**SHORT PROBLEM:** An exact copy of every record is needed.
+--
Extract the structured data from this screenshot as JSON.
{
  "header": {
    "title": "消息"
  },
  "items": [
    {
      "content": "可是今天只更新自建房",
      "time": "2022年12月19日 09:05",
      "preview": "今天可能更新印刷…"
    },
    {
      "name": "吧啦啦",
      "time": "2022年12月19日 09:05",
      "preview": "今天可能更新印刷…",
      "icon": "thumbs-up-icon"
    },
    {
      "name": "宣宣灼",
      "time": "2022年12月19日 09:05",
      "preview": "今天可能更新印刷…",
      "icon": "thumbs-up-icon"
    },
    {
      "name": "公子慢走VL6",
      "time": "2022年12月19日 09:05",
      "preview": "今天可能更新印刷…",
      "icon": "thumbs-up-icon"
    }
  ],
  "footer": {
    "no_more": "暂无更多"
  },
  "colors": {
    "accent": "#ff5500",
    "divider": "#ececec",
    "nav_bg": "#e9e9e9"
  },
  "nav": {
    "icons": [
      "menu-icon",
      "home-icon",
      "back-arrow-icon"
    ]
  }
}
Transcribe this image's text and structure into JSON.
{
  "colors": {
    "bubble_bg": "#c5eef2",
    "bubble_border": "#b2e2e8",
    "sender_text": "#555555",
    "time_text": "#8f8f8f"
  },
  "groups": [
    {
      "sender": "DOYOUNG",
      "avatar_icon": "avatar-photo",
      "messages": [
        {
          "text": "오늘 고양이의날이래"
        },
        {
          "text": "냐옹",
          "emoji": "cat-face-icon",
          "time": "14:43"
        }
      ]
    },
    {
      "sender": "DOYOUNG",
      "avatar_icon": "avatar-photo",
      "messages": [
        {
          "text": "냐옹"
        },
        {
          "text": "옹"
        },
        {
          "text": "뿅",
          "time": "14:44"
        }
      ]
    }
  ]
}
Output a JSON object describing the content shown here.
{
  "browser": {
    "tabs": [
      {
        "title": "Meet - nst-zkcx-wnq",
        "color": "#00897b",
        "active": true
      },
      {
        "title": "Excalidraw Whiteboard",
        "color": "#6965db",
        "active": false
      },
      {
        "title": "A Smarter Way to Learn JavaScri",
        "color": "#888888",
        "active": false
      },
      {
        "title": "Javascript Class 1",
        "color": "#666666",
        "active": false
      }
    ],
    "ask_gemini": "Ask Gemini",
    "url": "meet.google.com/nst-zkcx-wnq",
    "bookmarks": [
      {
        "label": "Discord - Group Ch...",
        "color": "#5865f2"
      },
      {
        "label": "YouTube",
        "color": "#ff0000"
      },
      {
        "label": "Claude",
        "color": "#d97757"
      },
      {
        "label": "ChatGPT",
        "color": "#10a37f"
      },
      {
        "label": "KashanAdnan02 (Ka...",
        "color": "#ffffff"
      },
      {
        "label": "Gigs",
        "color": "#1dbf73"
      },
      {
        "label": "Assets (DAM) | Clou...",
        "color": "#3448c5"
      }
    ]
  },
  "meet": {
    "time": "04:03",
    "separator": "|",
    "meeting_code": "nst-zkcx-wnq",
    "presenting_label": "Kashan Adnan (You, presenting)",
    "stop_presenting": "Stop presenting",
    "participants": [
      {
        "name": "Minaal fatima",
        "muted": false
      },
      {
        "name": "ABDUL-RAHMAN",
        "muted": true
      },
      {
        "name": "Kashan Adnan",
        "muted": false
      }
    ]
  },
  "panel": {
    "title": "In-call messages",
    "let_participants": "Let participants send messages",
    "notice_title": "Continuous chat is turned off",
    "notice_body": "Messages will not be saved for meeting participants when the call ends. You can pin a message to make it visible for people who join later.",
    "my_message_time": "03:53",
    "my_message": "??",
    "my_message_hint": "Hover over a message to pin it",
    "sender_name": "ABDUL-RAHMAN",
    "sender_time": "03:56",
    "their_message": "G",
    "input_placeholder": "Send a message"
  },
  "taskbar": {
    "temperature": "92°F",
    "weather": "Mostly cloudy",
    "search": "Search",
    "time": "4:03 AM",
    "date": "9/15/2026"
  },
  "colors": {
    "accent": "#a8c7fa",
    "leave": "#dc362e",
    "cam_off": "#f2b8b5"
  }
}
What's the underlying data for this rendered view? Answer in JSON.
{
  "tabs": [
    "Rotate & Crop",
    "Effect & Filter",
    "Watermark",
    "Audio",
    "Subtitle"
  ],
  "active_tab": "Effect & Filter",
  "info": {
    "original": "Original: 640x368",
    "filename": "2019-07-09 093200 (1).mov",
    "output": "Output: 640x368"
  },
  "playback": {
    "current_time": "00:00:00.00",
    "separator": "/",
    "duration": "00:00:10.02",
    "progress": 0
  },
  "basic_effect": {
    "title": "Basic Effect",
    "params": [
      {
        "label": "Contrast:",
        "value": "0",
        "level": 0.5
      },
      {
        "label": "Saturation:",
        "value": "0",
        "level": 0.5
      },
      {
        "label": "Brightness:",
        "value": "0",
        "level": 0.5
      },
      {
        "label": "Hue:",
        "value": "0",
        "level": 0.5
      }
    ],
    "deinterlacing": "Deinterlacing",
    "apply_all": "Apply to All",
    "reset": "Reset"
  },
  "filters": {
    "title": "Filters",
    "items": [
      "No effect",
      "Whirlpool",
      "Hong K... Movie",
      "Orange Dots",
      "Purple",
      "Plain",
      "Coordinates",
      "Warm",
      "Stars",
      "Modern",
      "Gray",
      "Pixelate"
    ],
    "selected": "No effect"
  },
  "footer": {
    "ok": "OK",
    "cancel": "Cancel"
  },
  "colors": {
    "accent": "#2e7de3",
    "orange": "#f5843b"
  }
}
+--
**RESULT OF THIS EXERCISE:**
Extract the structured data from this screenshot as JSON.
{
  "header": {
    "title": "消息"
  },
  "items": [
    {
      "content": "可是今天只更新自建房",
      "time": "2022年12月19日 09:05",
      "preview": "今天可能更新印刷…"
    },
    {
      "name": "吧啦啦",
      "time": "2022年12月19日 09:05",
      "preview": "今天可能更新印刷…",
      "icon": "thumbs-up-icon"
    },
    {
      "name": "宣宣灼",
      "time": "2022年12月19日 09:05",
      "preview": "今天可能更新印刷…",
      "icon": "thumbs-up-icon"
    },
    {
      "name": "公子慢走VL6",
      "time": "2022年12月19日 09:05",
      "preview": "今天可能更新印刷…",
      "icon": "thumbs-up-icon"
    }
  ],
  "footer": {
    "no_more": "暂无更多"
  },
  "colors": {
    "accent": "#ff5500",
    "divider": "#ececec",
    "nav_bg": "#e9e9e9"
  },
  "nav": {
    "icons": [
      "menu-icon",
      "home-icon",
      "back-arrow-icon"
    ]
  }
}
Transcribe this image's text and structure into JSON.
{
  "colors": {
    "bubble_bg": "#c5eef2",
    "bubble_border": "#b2e2e8",
    "sender_text": "#555555",
    "time_text": "#8f8f8f"
  },
  "groups": [
    {
      "sender": "DOYOUNG",
      "avatar_icon": "avatar-photo",
      "messages": [
        {
          "text": "오늘 고양이의날이래"
        },
        {
          "text": "냐옹",
          "emoji": "cat-face-icon",
          "time": "14:43"
        }
      ]
    },
    {
      "sender": "DOYOUNG",
      "avatar_icon": "avatar-photo",
      "messages": [
        {
          "text": "냐옹"
        },
        {
          "text": "옹"
        },
        {
          "text": "뿅",
          "time": "14:44"
        }
      ]
    }
  ]
}
Output a JSON object describing the content shown here.
{
  "browser": {
    "tabs": [
      {
        "title": "Meet - nst-zkcx-wnq",
        "color": "#00897b",
        "active": true
      },
      {
        "title": "Excalidraw Whiteboard",
        "color": "#6965db",
        "active": false
      },
      {
        "title": "A Smarter Way to Learn JavaScri",
        "color": "#888888",
        "active": false
      },
      {
        "title": "Javascript Class 1",
        "color": "#666666",
        "active": false
      }
    ],
    "ask_gemini": "Ask Gemini",
    "url": "meet.google.com/nst-zkcx-wnq",
    "bookmarks": [
      {
        "label": "Discord - Group Ch...",
        "color": "#5865f2"
      },
      {
        "label": "YouTube",
        "color": "#ff0000"
      },
      {
        "label": "Claude",
        "color": "#d97757"
      },
      {
        "label": "ChatGPT",
        "color": "#10a37f"
      },
      {
        "label": "KashanAdnan02 (Ka...",
        "color": "#ffffff"
      },
      {
        "label": "Gigs",
        "color": "#1dbf73"
      },
      {
        "label": "Assets (DAM) | Clou...",
        "color": "#3448c5"
      }
    ]
  },
  "meet": {
    "time": "04:03",
    "separator": "|",
    "meeting_code": "nst-zkcx-wnq",
    "presenting_label": "Kashan Adnan (You, presenting)",
    "stop_presenting": "Stop presenting",
    "participants": [
      {
        "name": "Minaal fatima",
        "muted": false
      },
      {
        "name": "ABDUL-RAHMAN",
        "muted": true
      },
      {
        "name": "Kashan Adnan",
        "muted": false
      }
    ]
  },
  "panel": {
    "title": "In-call messages",
    "let_participants": "Let participants send messages",
    "notice_title": "Continuous chat is turned off",
    "notice_body": "Messages will not be saved for meeting participants when the call ends. You can pin a message to make it visible for people who join later.",
    "my_message_time": "03:53",
    "my_message": "??",
    "my_message_hint": "Hover over a message to pin it",
    "sender_name": "ABDUL-RAHMAN",
    "sender_time": "03:56",
    "their_message": "G",
    "input_placeholder": "Send a message"
  },
  "taskbar": {
    "temperature": "92°F",
    "weather": "Mostly cloudy",
    "search": "Search",
    "time": "4:03 AM",
    "date": "9/15/2026"
  },
  "colors": {
    "accent": "#a8c7fa",
    "leave": "#dc362e",
    "cam_off": "#f2b8b5"
  }
}
What's the underlying data for this rendered view? Answer in JSON.
{
  "tabs": [
    "Rotate & Crop",
    "Effect & Filter",
    "Watermark",
    "Audio",
    "Subtitle"
  ],
  "active_tab": "Effect & Filter",
  "info": {
    "original": "Original: 640x368",
    "filename": "2019-07-09 093200 (1).mov",
    "output": "Output: 640x368"
  },
  "playback": {
    "current_time": "00:00:00.00",
    "separator": "/",
    "duration": "00:00:10.02",
    "progress": 0
  },
  "basic_effect": {
    "title": "Basic Effect",
    "params": [
      {
        "label": "Contrast:",
        "value": "0",
        "level": 0.5
      },
      {
        "label": "Saturation:",
        "value": "0",
        "level": 0.5
      },
      {
        "label": "Brightness:",
        "value": "0",
        "level": 0.5
      },
      {
        "label": "Hue:",
        "value": "0",
        "level": 0.5
      }
    ],
    "deinterlacing": "Deinterlacing",
    "apply_all": "Apply to All",
    "reset": "Reset"
  },
  "filters": {
    "title": "Filters",
    "items": [
      "No effect",
      "Whirlpool",
      "Hong K... Movie",
      "Orange Dots",
      "Purple",
      "Plain",
      "Coordinates",
      "Warm",
      "Stars",
      "Modern",
      "Gray",
      "Pixelate"
    ],
    "selected": "No effect"
  },
  "footer": {
    "ok": "OK",
    "cancel": "Cancel"
  },
  "colors": {
    "accent": "#2e7de3",
    "orange": "#f5843b"
  }
}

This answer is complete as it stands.